◆ What to do
Omit all images. Transcribe the rest of the material below exactly.

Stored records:
##########
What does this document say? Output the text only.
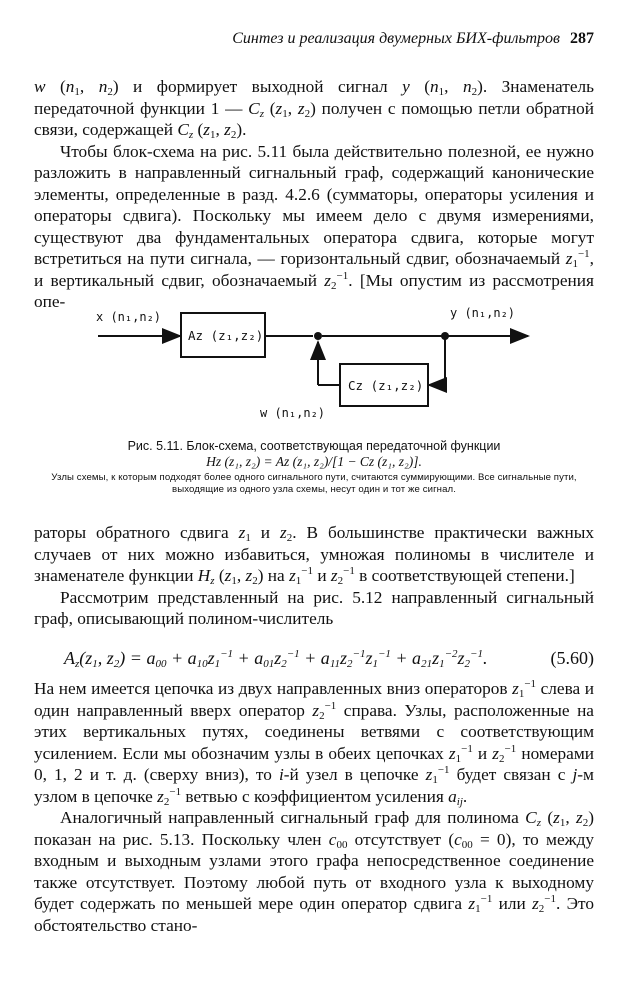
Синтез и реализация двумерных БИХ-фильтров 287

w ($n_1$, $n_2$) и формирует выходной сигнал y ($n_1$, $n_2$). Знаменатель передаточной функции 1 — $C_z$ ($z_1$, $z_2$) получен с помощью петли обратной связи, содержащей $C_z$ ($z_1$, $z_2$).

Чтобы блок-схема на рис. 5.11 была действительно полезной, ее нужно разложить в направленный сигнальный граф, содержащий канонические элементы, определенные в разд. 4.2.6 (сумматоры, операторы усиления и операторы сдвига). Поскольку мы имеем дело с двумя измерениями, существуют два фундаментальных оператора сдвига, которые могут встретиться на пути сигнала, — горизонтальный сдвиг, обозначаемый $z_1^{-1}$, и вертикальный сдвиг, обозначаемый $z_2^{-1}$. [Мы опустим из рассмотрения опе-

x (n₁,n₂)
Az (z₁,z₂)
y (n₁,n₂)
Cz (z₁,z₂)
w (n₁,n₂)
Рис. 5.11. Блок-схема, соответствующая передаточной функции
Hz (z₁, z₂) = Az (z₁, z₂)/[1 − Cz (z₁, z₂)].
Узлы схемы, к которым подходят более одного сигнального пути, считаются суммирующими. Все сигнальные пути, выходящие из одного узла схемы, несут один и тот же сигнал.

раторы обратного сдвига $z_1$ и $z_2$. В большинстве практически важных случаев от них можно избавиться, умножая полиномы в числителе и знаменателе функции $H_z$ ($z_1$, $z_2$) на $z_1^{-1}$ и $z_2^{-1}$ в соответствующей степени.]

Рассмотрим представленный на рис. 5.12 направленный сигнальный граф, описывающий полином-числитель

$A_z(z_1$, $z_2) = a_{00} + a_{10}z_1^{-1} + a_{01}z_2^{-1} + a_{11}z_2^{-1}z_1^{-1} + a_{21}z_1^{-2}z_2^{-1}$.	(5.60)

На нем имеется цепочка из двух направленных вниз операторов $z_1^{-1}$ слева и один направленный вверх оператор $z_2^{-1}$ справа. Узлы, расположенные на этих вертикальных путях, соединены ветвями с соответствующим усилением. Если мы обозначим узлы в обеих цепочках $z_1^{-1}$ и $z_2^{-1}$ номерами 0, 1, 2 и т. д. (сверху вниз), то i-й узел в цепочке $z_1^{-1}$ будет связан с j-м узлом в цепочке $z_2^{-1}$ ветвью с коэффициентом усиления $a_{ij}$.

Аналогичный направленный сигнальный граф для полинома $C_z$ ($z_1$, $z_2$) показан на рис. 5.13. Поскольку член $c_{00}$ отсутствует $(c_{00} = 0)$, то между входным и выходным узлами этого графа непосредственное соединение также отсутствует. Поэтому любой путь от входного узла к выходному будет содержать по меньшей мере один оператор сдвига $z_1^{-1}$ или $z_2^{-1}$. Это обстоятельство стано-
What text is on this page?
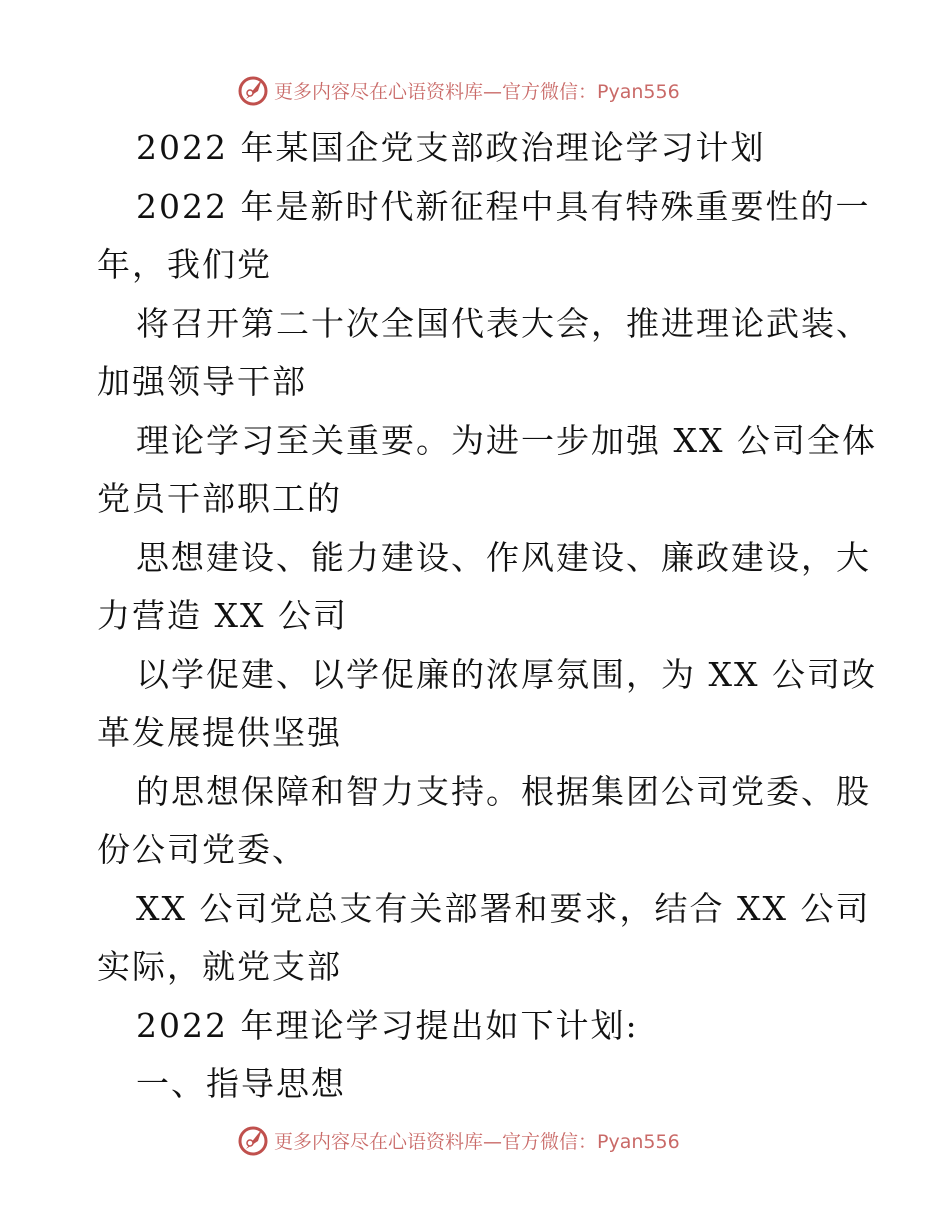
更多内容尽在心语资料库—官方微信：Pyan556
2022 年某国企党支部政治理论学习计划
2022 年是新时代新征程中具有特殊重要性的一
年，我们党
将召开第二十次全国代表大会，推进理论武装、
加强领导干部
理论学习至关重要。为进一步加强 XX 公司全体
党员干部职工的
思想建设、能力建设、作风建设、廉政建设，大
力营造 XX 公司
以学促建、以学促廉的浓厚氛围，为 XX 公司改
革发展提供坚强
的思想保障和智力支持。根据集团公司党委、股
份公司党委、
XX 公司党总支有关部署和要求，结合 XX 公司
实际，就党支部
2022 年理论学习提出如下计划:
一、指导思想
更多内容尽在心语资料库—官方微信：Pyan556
##########
◆ Response for this exercise
What does this document say? Output the text only.
Синтез и реализация двумерных БИХ-фильтров 287

w ($n_1$, $n_2$) и формирует выходной сигнал y ($n_1$, $n_2$). Знаменатель передаточной функции 1 — $C_z$ ($z_1$, $z_2$) получен с помощью петли обратной связи, содержащей $C_z$ ($z_1$, $z_2$).

Чтобы блок-схема на рис. 5.11 была действительно полезной, ее нужно разложить в направленный сигнальный граф, содержащий канонические элементы, определенные в разд. 4.2.6 (сумматоры, операторы усиления и операторы сдвига). Поскольку мы имеем дело с двумя измерениями, существуют два фундаментальных оператора сдвига, которые могут встретиться на пути сигнала, — горизонтальный сдвиг, обозначаемый $z_1^{-1}$, и вертикальный сдвиг, обозначаемый $z_2^{-1}$. [Мы опустим из рассмотрения опе-

x (n₁,n₂)
Az (z₁,z₂)
y (n₁,n₂)
Cz (z₁,z₂)
w (n₁,n₂)
Рис. 5.11. Блок-схема, соответствующая передаточной функции
Hz (z₁, z₂) = Az (z₁, z₂)/[1 − Cz (z₁, z₂)].
Узлы схемы, к которым подходят более одного сигнального пути, считаются суммирующими. Все сигнальные пути, выходящие из одного узла схемы, несут один и тот же сигнал.

раторы обратного сдвига $z_1$ и $z_2$. В большинстве практически важных случаев от них можно избавиться, умножая полиномы в числителе и знаменателе функции $H_z$ ($z_1$, $z_2$) на $z_1^{-1}$ и $z_2^{-1}$ в соответствующей степени.]

Рассмотрим представленный на рис. 5.12 направленный сигнальный граф, описывающий полином-числитель

$A_z(z_1$, $z_2) = a_{00} + a_{10}z_1^{-1} + a_{01}z_2^{-1} + a_{11}z_2^{-1}z_1^{-1} + a_{21}z_1^{-2}z_2^{-1}$.	(5.60)

На нем имеется цепочка из двух направленных вниз операторов $z_1^{-1}$ слева и один направленный вверх оператор $z_2^{-1}$ справа. Узлы, расположенные на этих вертикальных путях, соединены ветвями с соответствующим усилением. Если мы обозначим узлы в обеих цепочках $z_1^{-1}$ и $z_2^{-1}$ номерами 0, 1, 2 и т. д. (сверху вниз), то i-й узел в цепочке $z_1^{-1}$ будет связан с j-м узлом в цепочке $z_2^{-1}$ ветвью с коэффициентом усиления $a_{ij}$.

Аналогичный направленный сигнальный граф для полинома $C_z$ ($z_1$, $z_2$) показан на рис. 5.13. Поскольку член $c_{00}$ отсутствует $(c_{00} = 0)$, то между входным и выходным узлами этого графа непосредственное соединение также отсутствует. Поэтому любой путь от входного узла к выходному будет содержать по меньшей мере один оператор сдвига $z_1^{-1}$ или $z_2^{-1}$. Это обстоятельство стано-
What text is on this page?
更多内容尽在心语资料库—官方微信：Pyan556
2022 年某国企党支部政治理论学习计划
2022 年是新时代新征程中具有特殊重要性的一
年，我们党
将召开第二十次全国代表大会，推进理论武装、
加强领导干部
理论学习至关重要。为进一步加强 XX 公司全体
党员干部职工的
思想建设、能力建设、作风建设、廉政建设，大
力营造 XX 公司
以学促建、以学促廉的浓厚氛围，为 XX 公司改
革发展提供坚强
的思想保障和智力支持。根据集团公司党委、股
份公司党委、
XX 公司党总支有关部署和要求，结合 XX 公司
实际，就党支部
2022 年理论学习提出如下计划:
一、指导思想
更多内容尽在心语资料库—官方微信：Pyan556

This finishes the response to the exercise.